Stored data
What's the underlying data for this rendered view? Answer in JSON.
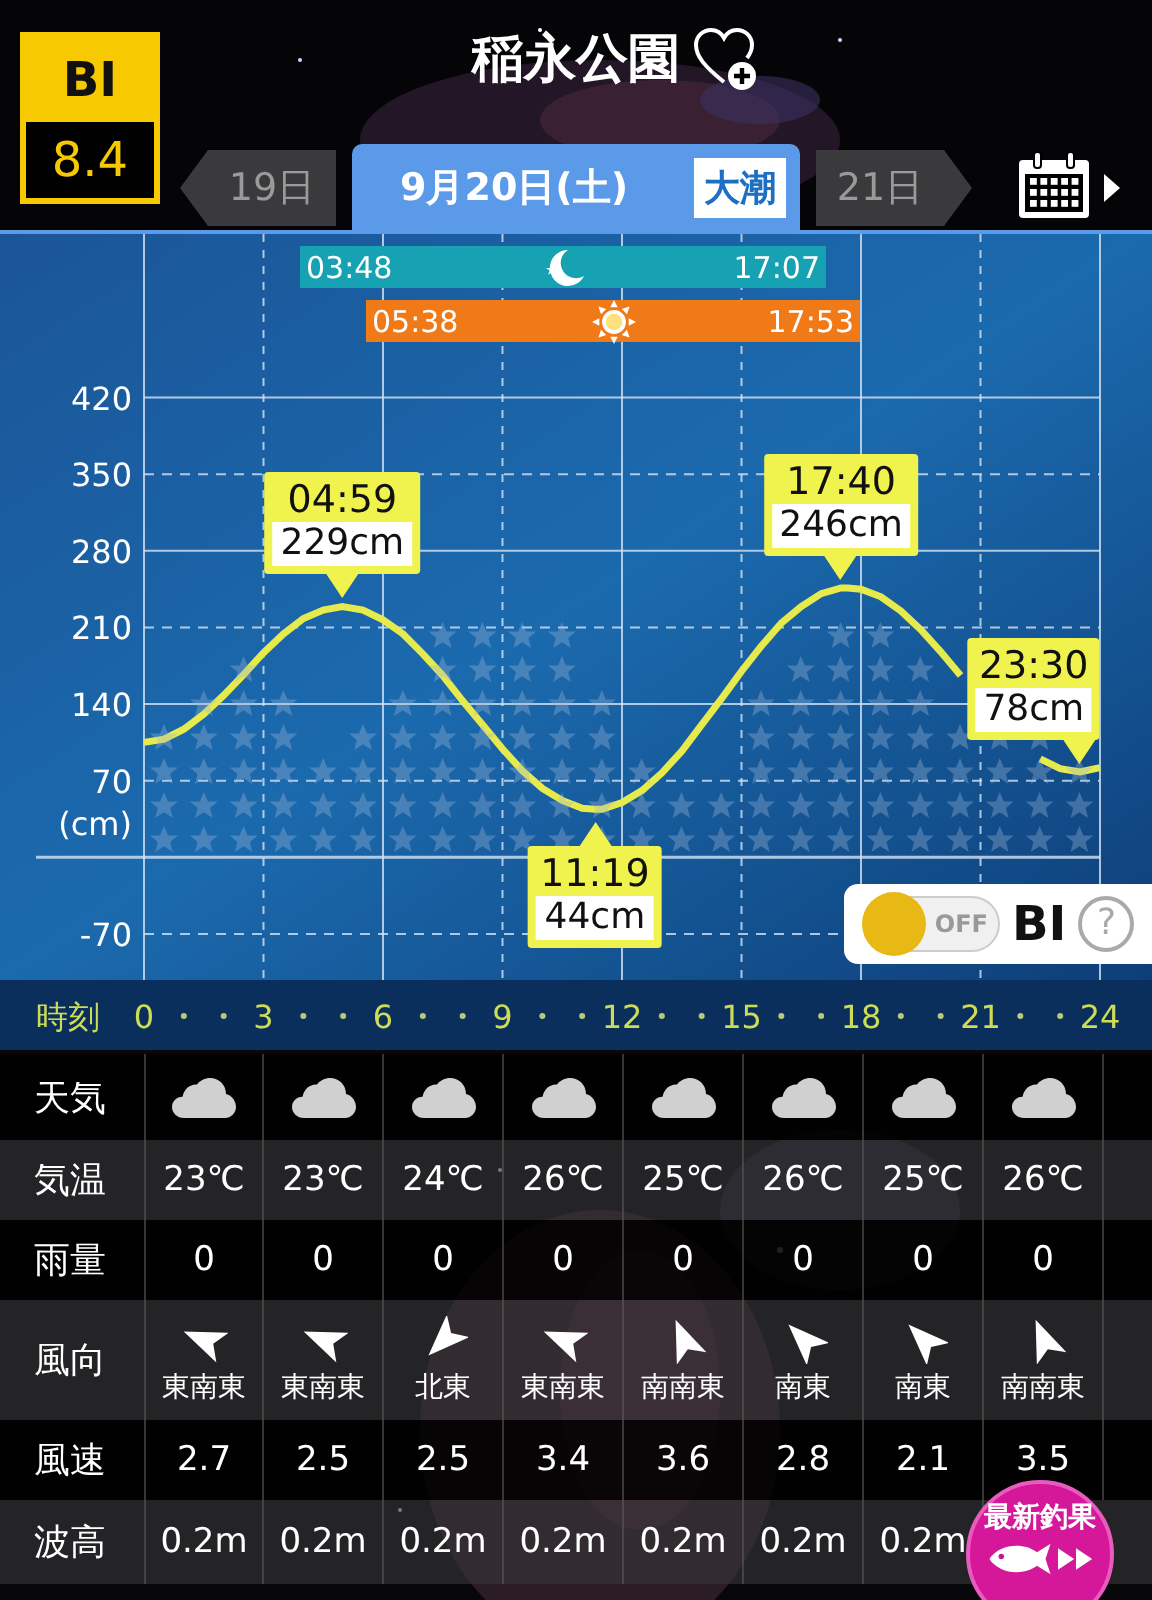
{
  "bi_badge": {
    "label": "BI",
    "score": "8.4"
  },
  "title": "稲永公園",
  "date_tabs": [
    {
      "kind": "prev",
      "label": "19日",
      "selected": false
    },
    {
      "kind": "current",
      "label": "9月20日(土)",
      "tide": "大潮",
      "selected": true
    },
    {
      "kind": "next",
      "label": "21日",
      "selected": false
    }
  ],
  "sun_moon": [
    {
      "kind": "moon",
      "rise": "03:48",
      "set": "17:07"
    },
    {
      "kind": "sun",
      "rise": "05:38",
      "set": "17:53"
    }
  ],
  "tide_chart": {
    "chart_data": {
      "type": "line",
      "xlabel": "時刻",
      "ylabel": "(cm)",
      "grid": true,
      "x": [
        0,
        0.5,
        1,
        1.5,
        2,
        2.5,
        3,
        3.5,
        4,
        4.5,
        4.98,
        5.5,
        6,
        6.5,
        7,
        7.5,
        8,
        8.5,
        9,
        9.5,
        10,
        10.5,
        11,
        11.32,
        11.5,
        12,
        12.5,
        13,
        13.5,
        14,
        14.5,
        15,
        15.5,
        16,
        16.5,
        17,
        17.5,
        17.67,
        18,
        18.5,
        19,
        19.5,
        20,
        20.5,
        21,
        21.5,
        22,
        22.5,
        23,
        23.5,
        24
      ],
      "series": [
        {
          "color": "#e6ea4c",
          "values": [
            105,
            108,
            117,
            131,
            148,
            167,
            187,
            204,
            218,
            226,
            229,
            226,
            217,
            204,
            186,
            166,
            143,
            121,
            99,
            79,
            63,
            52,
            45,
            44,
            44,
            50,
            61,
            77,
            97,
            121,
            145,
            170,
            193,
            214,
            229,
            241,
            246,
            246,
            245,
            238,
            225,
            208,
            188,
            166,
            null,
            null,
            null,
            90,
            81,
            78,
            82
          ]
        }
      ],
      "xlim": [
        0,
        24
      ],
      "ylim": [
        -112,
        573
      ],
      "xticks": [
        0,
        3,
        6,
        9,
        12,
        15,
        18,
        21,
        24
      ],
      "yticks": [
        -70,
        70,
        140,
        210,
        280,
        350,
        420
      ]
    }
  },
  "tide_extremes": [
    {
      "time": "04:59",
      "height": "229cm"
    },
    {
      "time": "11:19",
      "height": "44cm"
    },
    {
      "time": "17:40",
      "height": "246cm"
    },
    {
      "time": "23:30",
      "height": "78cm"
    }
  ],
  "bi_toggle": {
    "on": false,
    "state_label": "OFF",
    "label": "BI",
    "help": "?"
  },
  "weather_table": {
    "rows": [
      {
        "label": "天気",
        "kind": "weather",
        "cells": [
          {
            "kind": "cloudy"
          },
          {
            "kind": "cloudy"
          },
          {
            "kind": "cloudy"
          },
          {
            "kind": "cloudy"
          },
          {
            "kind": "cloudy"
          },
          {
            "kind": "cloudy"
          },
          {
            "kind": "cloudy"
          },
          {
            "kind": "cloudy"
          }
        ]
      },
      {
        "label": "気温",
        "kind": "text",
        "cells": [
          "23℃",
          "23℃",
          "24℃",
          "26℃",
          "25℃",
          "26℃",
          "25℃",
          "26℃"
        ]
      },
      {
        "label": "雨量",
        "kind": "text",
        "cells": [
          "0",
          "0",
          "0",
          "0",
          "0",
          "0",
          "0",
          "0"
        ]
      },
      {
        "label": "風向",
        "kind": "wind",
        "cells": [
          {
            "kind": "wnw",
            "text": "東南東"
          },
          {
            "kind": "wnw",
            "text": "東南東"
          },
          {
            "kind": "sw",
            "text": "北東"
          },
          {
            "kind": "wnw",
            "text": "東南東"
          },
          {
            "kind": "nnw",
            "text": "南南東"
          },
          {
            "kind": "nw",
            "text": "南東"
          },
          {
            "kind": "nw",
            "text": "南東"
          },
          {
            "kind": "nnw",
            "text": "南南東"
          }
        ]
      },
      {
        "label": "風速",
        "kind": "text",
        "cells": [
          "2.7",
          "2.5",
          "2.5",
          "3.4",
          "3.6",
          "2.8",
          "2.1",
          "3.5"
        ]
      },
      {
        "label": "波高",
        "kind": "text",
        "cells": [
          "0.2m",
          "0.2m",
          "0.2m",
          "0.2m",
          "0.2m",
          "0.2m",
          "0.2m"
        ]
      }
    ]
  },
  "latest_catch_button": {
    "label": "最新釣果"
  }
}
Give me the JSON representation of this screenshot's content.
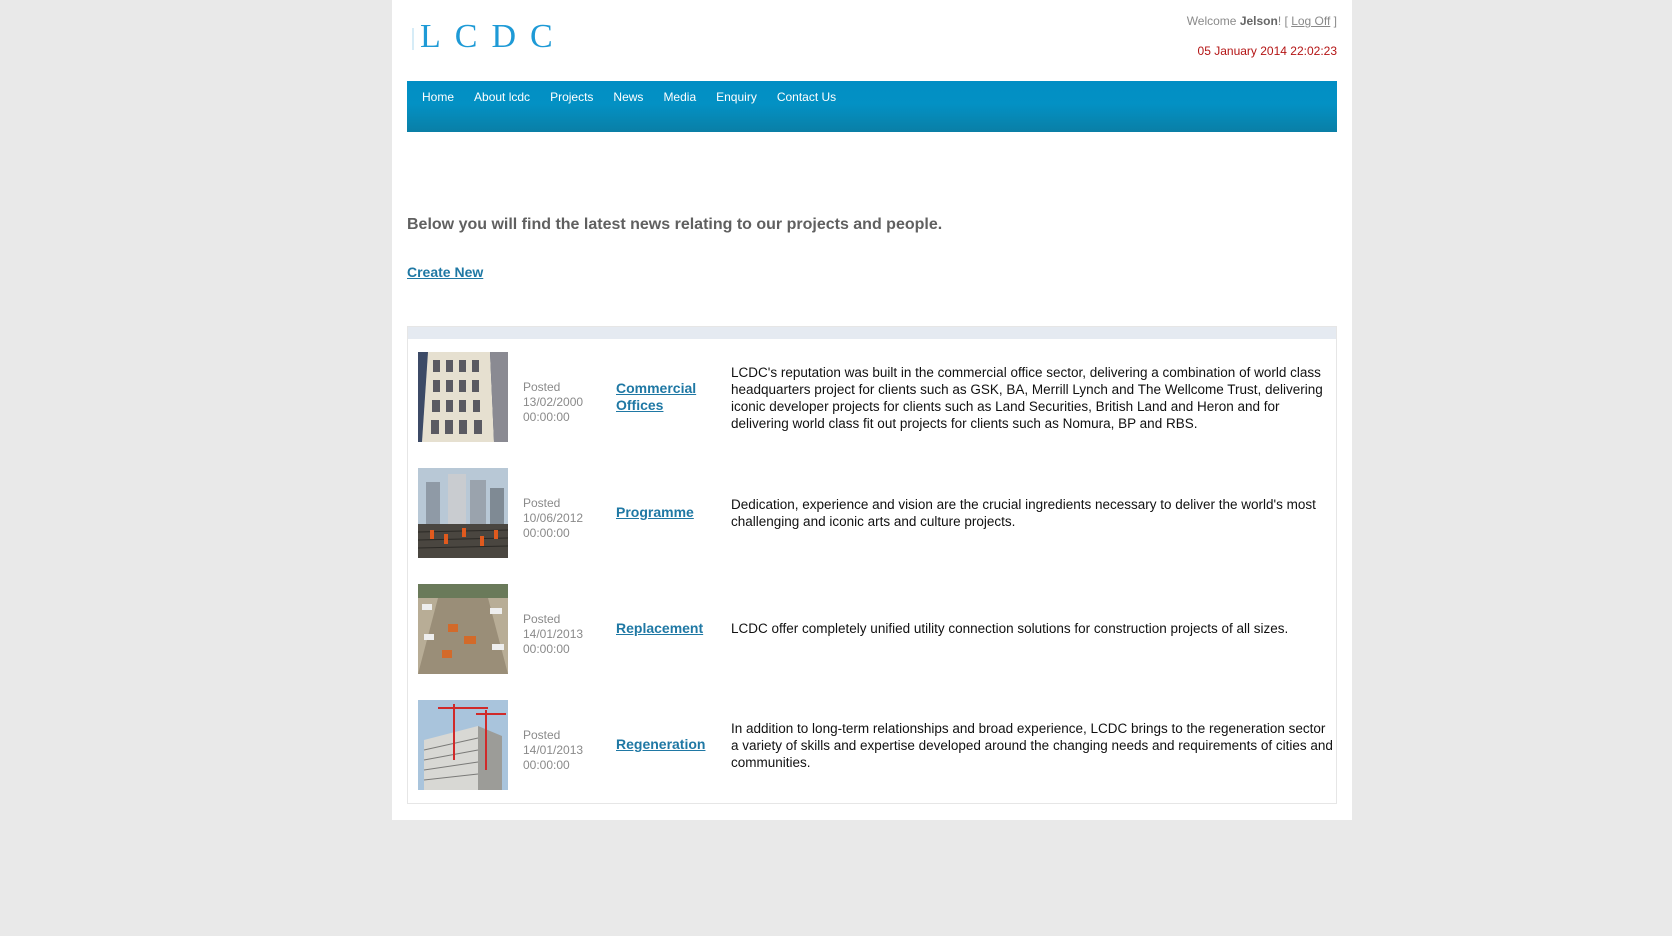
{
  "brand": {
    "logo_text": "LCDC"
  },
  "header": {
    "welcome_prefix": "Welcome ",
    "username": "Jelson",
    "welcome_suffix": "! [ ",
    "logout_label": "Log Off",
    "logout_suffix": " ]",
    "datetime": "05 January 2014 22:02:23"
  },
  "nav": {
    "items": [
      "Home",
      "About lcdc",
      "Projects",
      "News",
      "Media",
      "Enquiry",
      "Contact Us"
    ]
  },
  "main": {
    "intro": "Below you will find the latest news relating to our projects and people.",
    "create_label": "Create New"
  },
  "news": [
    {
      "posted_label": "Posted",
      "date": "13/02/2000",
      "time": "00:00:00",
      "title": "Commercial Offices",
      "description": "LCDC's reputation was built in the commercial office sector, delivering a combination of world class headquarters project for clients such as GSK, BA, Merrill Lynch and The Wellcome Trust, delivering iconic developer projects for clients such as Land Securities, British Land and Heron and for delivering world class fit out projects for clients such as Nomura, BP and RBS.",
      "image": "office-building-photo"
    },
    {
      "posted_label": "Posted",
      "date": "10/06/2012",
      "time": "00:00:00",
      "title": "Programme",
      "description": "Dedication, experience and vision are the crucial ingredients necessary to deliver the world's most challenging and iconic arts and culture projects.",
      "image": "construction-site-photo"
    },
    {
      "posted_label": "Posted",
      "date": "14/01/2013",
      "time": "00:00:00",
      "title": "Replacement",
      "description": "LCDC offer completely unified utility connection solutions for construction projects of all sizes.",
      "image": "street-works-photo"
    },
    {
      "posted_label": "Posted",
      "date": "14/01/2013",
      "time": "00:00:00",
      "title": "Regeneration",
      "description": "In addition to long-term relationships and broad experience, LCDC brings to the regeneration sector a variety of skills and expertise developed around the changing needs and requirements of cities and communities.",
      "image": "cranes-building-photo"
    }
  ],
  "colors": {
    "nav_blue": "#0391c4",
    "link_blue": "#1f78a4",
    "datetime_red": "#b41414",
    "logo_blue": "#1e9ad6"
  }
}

> To do
Repeat the listing verbatim. Skip the pictures.

> Result for this task
What's the underlying data for this rendered view? Answer in JSON.
{
  "bi_badge": {
    "label": "BI",
    "score": "8.4"
  },
  "title": "稲永公園",
  "date_tabs": [
    {
      "kind": "prev",
      "label": "19日",
      "selected": false
    },
    {
      "kind": "current",
      "label": "9月20日(土)",
      "tide": "大潮",
      "selected": true
    },
    {
      "kind": "next",
      "label": "21日",
      "selected": false
    }
  ],
  "sun_moon": [
    {
      "kind": "moon",
      "rise": "03:48",
      "set": "17:07"
    },
    {
      "kind": "sun",
      "rise": "05:38",
      "set": "17:53"
    }
  ],
  "tide_chart": {
    "chart_data": {
      "type": "line",
      "xlabel": "時刻",
      "ylabel": "(cm)",
      "grid": true,
      "x": [
        0,
        0.5,
        1,
        1.5,
        2,
        2.5,
        3,
        3.5,
        4,
        4.5,
        4.98,
        5.5,
        6,
        6.5,
        7,
        7.5,
        8,
        8.5,
        9,
        9.5,
        10,
        10.5,
        11,
        11.32,
        11.5,
        12,
        12.5,
        13,
        13.5,
        14,
        14.5,
        15,
        15.5,
        16,
        16.5,
        17,
        17.5,
        17.67,
        18,
        18.5,
        19,
        19.5,
        20,
        20.5,
        21,
        21.5,
        22,
        22.5,
        23,
        23.5,
        24
      ],
      "series": [
        {
          "color": "#e6ea4c",
          "values": [
            105,
            108,
            117,
            131,
            148,
            167,
            187,
            204,
            218,
            226,
            229,
            226,
            217,
            204,
            186,
            166,
            143,
            121,
            99,
            79,
            63,
            52,
            45,
            44,
            44,
            50,
            61,
            77,
            97,
            121,
            145,
            170,
            193,
            214,
            229,
            241,
            246,
            246,
            245,
            238,
            225,
            208,
            188,
            166,
            null,
            null,
            null,
            90,
            81,
            78,
            82
          ]
        }
      ],
      "xlim": [
        0,
        24
      ],
      "ylim": [
        -112,
        573
      ],
      "xticks": [
        0,
        3,
        6,
        9,
        12,
        15,
        18,
        21,
        24
      ],
      "yticks": [
        -70,
        70,
        140,
        210,
        280,
        350,
        420
      ]
    }
  },
  "tide_extremes": [
    {
      "time": "04:59",
      "height": "229cm"
    },
    {
      "time": "11:19",
      "height": "44cm"
    },
    {
      "time": "17:40",
      "height": "246cm"
    },
    {
      "time": "23:30",
      "height": "78cm"
    }
  ],
  "bi_toggle": {
    "on": false,
    "state_label": "OFF",
    "label": "BI",
    "help": "?"
  },
  "weather_table": {
    "rows": [
      {
        "label": "天気",
        "kind": "weather",
        "cells": [
          {
            "kind": "cloudy"
          },
          {
            "kind": "cloudy"
          },
          {
            "kind": "cloudy"
          },
          {
            "kind": "cloudy"
          },
          {
            "kind": "cloudy"
          },
          {
            "kind": "cloudy"
          },
          {
            "kind": "cloudy"
          },
          {
            "kind": "cloudy"
          }
        ]
      },
      {
        "label": "気温",
        "kind": "text",
        "cells": [
          "23℃",
          "23℃",
          "24℃",
          "26℃",
          "25℃",
          "26℃",
          "25℃",
          "26℃"
        ]
      },
      {
        "label": "雨量",
        "kind": "text",
        "cells": [
          "0",
          "0",
          "0",
          "0",
          "0",
          "0",
          "0",
          "0"
        ]
      },
      {
        "label": "風向",
        "kind": "wind",
        "cells": [
          {
            "kind": "wnw",
            "text": "東南東"
          },
          {
            "kind": "wnw",
            "text": "東南東"
          },
          {
            "kind": "sw",
            "text": "北東"
          },
          {
            "kind": "wnw",
            "text": "東南東"
          },
          {
            "kind": "nnw",
            "text": "南南東"
          },
          {
            "kind": "nw",
            "text": "南東"
          },
          {
            "kind": "nw",
            "text": "南東"
          },
          {
            "kind": "nnw",
            "text": "南南東"
          }
        ]
      },
      {
        "label": "風速",
        "kind": "text",
        "cells": [
          "2.7",
          "2.5",
          "2.5",
          "3.4",
          "3.6",
          "2.8",
          "2.1",
          "3.5"
        ]
      },
      {
        "label": "波高",
        "kind": "text",
        "cells": [
          "0.2m",
          "0.2m",
          "0.2m",
          "0.2m",
          "0.2m",
          "0.2m",
          "0.2m"
        ]
      }
    ]
  },
  "latest_catch_button": {
    "label": "最新釣果"
  }
}
Give me the JSON representation of this screenshot's content.
{
  "brand": {
    "logo_text": "LCDC"
  },
  "header": {
    "welcome_prefix": "Welcome ",
    "username": "Jelson",
    "welcome_suffix": "! [ ",
    "logout_label": "Log Off",
    "logout_suffix": " ]",
    "datetime": "05 January 2014 22:02:23"
  },
  "nav": {
    "items": [
      "Home",
      "About lcdc",
      "Projects",
      "News",
      "Media",
      "Enquiry",
      "Contact Us"
    ]
  },
  "main": {
    "intro": "Below you will find the latest news relating to our projects and people.",
    "create_label": "Create New"
  },
  "news": [
    {
      "posted_label": "Posted",
      "date": "13/02/2000",
      "time": "00:00:00",
      "title": "Commercial Offices",
      "description": "LCDC's reputation was built in the commercial office sector, delivering a combination of world class headquarters project for clients such as GSK, BA, Merrill Lynch and The Wellcome Trust, delivering iconic developer projects for clients such as Land Securities, British Land and Heron and for delivering world class fit out projects for clients such as Nomura, BP and RBS.",
      "image": "office-building-photo"
    },
    {
      "posted_label": "Posted",
      "date": "10/06/2012",
      "time": "00:00:00",
      "title": "Programme",
      "description": "Dedication, experience and vision are the crucial ingredients necessary to deliver the world's most challenging and iconic arts and culture projects.",
      "image": "construction-site-photo"
    },
    {
      "posted_label": "Posted",
      "date": "14/01/2013",
      "time": "00:00:00",
      "title": "Replacement",
      "description": "LCDC offer completely unified utility connection solutions for construction projects of all sizes.",
      "image": "street-works-photo"
    },
    {
      "posted_label": "Posted",
      "date": "14/01/2013",
      "time": "00:00:00",
      "title": "Regeneration",
      "description": "In addition to long-term relationships and broad experience, LCDC brings to the regeneration sector a variety of skills and expertise developed around the changing needs and requirements of cities and communities.",
      "image": "cranes-building-photo"
    }
  ],
  "colors": {
    "nav_blue": "#0391c4",
    "link_blue": "#1f78a4",
    "datetime_red": "#b41414",
    "logo_blue": "#1e9ad6"
  }
}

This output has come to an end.